Reproduce word for word the stretch of the forum thread on checking an array's contents from "or use the for" through "JavaScript specific thing…?".

### TEXT SEGMENT

────────────────────────────────────────

Check contents of an Array?

Is there a function to check the contents of an array?

Example:

var box = new Array()

function Awake()
{
     for(var i = 0; i <= 5; i++)
     {
          box.Push(i);
     }
}

function Update()
{
     if(box.???? == 2)
     {
          DoSomething
     }
}

Maybe I’m blind, but I can’t seem to find anything in the API doc.

Don’t use Array, use List, which has things like Contains.

–Eric

you have to search through the array. You can either use another for loop:

for (var i = 0;i<box.Length<i++){
    if (box[i] == 2){
       DoSomething
    }

}

or use the for in syntax:

for (var number : int in box){
     if (number == 2){
         DoSomething
     }

}

It would really be a lot better to use List, so A) you don’t reinvent the wheel by writing array searching code, B) you get much better performance, and C) your code automatically works with #pragma strict.

–Eric

Since when does a List perform better than an array? Though I do notice it’s “Array” and it’s being created as a type… is this some JavaScript specific thing…?

The Array class is not a native array. Native arrays are fast but you have to do all the work for yourself. For someone asking such a basic question its almost certainly better for them to use a List.

Yes, the JS Array class. For a while, JS couldn’t (easily) use List, but since generics were added, there’s no reason to use Array. If you don’t need add/remove items, of course, a fixed-size array is fastest.

–Eric

Gotcha.

────────────────────────────────────────

### MATERIAL SUPPLIED
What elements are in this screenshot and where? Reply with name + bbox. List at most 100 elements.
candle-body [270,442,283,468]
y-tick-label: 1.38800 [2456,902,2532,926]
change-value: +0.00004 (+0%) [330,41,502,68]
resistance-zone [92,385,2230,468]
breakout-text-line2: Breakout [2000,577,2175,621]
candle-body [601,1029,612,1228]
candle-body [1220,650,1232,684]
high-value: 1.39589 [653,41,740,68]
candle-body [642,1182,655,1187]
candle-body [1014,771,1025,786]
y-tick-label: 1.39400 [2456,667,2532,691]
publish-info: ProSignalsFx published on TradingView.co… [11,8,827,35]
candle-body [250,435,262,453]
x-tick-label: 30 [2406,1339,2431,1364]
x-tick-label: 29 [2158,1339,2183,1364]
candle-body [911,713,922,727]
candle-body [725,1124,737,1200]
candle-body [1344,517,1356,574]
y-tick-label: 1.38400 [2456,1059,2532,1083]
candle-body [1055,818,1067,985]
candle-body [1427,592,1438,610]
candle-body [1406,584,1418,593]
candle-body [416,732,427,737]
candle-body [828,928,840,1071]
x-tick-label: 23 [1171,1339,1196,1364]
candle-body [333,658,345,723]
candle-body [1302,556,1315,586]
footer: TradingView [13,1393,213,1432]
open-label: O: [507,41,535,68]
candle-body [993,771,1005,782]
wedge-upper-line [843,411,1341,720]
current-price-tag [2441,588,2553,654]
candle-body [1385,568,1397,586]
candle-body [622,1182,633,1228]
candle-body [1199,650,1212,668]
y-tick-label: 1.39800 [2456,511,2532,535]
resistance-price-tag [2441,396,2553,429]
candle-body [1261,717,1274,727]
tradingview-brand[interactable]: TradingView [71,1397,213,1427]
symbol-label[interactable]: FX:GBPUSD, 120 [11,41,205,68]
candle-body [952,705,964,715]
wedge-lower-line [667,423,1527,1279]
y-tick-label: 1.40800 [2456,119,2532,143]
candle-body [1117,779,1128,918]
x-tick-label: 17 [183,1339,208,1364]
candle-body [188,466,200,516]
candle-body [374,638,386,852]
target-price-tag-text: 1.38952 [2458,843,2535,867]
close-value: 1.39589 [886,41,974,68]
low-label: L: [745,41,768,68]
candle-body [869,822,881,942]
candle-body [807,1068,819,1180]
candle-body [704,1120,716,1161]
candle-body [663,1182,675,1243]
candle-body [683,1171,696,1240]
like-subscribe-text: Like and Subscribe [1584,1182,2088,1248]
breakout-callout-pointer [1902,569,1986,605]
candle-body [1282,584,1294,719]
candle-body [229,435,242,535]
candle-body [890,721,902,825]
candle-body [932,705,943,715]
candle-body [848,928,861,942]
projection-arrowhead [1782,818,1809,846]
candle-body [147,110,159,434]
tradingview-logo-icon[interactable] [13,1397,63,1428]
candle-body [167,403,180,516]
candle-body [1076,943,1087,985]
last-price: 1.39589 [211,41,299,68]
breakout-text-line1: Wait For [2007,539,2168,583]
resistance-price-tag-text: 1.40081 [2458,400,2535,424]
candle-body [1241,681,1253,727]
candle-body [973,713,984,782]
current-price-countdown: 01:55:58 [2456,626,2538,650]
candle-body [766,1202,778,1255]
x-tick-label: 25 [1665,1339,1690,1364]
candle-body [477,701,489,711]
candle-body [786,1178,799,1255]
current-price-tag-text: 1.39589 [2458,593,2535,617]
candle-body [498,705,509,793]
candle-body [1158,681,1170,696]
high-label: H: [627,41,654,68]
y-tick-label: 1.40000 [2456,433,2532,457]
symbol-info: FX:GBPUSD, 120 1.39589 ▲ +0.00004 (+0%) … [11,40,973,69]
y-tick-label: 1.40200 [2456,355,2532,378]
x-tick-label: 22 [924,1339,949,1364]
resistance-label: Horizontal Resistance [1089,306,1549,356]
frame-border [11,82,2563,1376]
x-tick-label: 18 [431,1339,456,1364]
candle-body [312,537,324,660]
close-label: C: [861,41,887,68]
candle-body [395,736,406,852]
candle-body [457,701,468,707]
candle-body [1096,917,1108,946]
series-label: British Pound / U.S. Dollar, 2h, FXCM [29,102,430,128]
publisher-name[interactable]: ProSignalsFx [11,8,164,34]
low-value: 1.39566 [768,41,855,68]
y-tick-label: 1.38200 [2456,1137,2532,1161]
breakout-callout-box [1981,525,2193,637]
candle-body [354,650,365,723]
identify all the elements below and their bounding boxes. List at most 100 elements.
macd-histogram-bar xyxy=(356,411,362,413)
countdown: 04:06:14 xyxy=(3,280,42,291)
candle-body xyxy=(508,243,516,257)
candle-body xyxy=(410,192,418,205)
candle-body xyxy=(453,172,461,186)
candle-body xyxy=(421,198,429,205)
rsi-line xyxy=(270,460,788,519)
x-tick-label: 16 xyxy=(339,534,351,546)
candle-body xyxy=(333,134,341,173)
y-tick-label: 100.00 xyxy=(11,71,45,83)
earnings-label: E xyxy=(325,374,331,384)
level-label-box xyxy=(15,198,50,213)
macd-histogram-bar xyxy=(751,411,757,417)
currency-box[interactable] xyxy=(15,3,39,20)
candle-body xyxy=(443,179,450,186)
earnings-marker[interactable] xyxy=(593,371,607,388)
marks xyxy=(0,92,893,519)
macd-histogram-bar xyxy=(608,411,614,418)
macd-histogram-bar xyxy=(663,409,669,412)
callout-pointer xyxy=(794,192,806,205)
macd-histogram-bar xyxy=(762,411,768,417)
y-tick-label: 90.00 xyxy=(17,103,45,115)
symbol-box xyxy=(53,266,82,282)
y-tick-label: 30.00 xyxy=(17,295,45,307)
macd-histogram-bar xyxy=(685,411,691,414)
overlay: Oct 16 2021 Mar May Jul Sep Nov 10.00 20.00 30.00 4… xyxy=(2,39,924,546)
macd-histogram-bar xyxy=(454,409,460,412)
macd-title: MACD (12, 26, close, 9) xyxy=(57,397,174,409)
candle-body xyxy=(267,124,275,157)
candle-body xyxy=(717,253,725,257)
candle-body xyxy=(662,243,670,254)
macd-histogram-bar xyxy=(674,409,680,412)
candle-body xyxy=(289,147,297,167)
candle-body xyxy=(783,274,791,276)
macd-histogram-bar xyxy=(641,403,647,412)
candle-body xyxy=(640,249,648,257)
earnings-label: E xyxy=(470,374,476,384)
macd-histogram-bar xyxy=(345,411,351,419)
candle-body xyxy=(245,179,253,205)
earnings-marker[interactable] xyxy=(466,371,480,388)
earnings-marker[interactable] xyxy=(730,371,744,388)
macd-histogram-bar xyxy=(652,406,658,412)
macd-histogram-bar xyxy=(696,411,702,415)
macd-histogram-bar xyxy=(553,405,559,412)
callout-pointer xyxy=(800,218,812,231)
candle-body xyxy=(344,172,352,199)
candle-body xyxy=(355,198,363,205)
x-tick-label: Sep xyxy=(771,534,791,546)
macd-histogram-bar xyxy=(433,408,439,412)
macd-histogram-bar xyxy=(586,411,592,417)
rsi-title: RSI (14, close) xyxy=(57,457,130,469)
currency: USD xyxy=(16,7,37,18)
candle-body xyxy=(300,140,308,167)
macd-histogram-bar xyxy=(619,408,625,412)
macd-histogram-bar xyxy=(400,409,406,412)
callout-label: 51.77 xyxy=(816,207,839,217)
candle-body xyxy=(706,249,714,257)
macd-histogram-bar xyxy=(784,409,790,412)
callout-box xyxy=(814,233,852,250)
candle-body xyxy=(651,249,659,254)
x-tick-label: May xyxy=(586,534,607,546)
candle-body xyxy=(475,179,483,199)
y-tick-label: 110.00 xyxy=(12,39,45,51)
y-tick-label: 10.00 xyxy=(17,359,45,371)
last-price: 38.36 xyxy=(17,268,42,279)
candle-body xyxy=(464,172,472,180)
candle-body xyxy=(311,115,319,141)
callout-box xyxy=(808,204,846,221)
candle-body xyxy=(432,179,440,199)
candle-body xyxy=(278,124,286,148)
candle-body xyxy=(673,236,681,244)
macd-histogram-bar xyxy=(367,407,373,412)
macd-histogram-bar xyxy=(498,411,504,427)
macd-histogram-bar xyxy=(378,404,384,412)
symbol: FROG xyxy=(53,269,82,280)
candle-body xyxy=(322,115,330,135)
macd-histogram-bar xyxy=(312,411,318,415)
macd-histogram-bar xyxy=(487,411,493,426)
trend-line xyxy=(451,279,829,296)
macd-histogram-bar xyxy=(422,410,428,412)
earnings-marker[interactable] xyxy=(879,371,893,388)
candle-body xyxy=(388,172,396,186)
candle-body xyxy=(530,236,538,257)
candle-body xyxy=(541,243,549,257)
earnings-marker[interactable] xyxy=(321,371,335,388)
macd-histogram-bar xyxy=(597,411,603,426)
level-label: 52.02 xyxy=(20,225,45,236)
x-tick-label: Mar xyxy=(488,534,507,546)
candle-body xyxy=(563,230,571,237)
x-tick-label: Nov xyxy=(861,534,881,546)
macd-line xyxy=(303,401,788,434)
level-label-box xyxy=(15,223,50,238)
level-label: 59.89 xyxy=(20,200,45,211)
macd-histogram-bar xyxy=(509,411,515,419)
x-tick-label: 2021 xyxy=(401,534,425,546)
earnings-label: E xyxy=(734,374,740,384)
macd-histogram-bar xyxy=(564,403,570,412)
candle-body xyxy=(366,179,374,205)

────────────────────────────────────────

### WRITTEN RESPONSE
or use the for in syntax:

for (var number : int in box){
     if (number == 2){
         DoSomething
     }

}

It would really be a lot better to use List, so A) you don’t reinvent the wheel by writing array searching code, B) you get much better performance, and C) your code automatically works with #pragma strict.

–Eric

Since when does a List perform better than an array? Though I do notice it’s “Array” and it’s being created as a type… is this some JavaScript specific thing…?